# start of Extracted material
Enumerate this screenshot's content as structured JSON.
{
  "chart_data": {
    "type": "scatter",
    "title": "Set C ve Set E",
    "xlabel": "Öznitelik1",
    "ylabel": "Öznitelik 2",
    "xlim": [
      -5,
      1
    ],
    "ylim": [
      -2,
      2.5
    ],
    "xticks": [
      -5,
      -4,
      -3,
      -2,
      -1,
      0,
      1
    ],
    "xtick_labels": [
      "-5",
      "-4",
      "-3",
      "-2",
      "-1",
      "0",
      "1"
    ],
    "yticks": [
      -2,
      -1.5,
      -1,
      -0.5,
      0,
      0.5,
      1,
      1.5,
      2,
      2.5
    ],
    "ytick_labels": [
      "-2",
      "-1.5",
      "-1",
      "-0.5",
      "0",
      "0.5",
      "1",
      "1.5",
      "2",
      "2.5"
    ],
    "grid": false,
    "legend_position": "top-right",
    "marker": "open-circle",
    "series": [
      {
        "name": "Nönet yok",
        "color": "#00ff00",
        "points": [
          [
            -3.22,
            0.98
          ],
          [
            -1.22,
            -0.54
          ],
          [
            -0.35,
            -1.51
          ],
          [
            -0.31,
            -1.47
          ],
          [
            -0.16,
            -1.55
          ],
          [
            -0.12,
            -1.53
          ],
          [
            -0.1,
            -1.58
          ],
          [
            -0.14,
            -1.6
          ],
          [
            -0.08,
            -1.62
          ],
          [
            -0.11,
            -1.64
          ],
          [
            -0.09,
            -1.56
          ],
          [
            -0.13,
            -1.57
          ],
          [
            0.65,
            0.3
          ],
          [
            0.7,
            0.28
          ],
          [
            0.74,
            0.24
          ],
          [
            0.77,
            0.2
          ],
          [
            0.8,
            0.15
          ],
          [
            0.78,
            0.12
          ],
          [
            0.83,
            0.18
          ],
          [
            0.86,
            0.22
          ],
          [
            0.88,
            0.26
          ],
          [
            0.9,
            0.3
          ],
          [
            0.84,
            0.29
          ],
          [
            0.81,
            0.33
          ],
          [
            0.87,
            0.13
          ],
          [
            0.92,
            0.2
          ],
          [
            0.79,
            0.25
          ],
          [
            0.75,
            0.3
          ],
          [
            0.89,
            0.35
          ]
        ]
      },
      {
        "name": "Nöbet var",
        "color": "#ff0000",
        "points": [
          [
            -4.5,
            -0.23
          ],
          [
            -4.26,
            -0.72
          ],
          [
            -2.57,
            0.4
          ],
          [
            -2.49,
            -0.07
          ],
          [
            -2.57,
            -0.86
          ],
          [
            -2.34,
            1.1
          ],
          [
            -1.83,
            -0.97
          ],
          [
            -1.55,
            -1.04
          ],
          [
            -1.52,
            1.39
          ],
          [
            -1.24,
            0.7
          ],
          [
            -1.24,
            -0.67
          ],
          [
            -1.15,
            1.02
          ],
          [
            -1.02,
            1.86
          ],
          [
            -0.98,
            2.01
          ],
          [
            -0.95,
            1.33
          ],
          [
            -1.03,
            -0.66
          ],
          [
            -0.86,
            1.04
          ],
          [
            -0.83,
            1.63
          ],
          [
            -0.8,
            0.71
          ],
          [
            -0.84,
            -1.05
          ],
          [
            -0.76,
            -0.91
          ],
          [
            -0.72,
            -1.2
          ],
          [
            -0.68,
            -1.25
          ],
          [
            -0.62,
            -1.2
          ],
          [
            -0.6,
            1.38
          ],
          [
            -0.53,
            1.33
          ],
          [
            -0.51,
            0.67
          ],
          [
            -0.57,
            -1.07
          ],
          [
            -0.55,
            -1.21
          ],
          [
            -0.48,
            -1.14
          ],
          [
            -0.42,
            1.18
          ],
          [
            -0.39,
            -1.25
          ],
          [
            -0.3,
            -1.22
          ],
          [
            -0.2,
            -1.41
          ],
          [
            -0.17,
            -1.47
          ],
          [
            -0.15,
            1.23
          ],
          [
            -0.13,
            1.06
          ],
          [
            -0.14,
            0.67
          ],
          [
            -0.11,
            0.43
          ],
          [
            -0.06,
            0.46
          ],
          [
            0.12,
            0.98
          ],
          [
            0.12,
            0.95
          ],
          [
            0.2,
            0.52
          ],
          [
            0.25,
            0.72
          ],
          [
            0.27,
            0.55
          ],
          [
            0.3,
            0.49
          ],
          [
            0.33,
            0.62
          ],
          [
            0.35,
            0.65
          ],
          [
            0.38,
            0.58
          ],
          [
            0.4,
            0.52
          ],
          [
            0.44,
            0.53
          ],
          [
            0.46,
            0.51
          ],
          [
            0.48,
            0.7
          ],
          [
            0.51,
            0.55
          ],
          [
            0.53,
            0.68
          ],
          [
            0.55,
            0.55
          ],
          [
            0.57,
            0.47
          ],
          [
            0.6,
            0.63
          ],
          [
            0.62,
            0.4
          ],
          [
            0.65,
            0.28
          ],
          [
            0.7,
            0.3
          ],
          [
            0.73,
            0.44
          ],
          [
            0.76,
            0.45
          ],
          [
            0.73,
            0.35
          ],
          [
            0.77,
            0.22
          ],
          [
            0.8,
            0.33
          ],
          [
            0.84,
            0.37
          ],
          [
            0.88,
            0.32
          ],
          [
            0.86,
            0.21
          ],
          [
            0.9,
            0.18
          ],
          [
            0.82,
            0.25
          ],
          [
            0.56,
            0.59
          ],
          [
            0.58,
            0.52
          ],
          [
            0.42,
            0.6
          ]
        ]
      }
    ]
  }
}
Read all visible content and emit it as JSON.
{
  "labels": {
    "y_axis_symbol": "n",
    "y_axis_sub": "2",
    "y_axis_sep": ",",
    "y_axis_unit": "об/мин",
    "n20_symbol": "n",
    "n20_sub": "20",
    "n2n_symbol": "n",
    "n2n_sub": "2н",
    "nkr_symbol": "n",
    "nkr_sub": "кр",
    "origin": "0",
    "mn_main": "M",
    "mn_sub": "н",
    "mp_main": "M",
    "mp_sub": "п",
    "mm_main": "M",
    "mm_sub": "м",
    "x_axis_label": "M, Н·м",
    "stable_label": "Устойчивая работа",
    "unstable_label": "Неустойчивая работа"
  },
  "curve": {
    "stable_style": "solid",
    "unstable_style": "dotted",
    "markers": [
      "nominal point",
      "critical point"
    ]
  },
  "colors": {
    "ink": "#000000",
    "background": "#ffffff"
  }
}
# end of Extracted material
Return, unchanged, each line from the line containing "Read all visible content and emit it as JSON." through the last line of the material.

Problem solution:
Read all visible content and emit it as JSON.
{
  "labels": {
    "y_axis_symbol": "n",
    "y_axis_sub": "2",
    "y_axis_sep": ",",
    "y_axis_unit": "об/мин",
    "n20_symbol": "n",
    "n20_sub": "20",
    "n2n_symbol": "n",
    "n2n_sub": "2н",
    "nkr_symbol": "n",
    "nkr_sub": "кр",
    "origin": "0",
    "mn_main": "M",
    "mn_sub": "н",
    "mp_main": "M",
    "mp_sub": "п",
    "mm_main": "M",
    "mm_sub": "м",
    "x_axis_label": "M, Н·м",
    "stable_label": "Устойчивая работа",
    "unstable_label": "Неустойчивая работа"
  },
  "curve": {
    "stable_style": "solid",
    "unstable_style": "dotted",
    "markers": [
      "nominal point",
      "critical point"
    ]
  },
  "colors": {
    "ink": "#000000",
    "background": "#ffffff"
  }
}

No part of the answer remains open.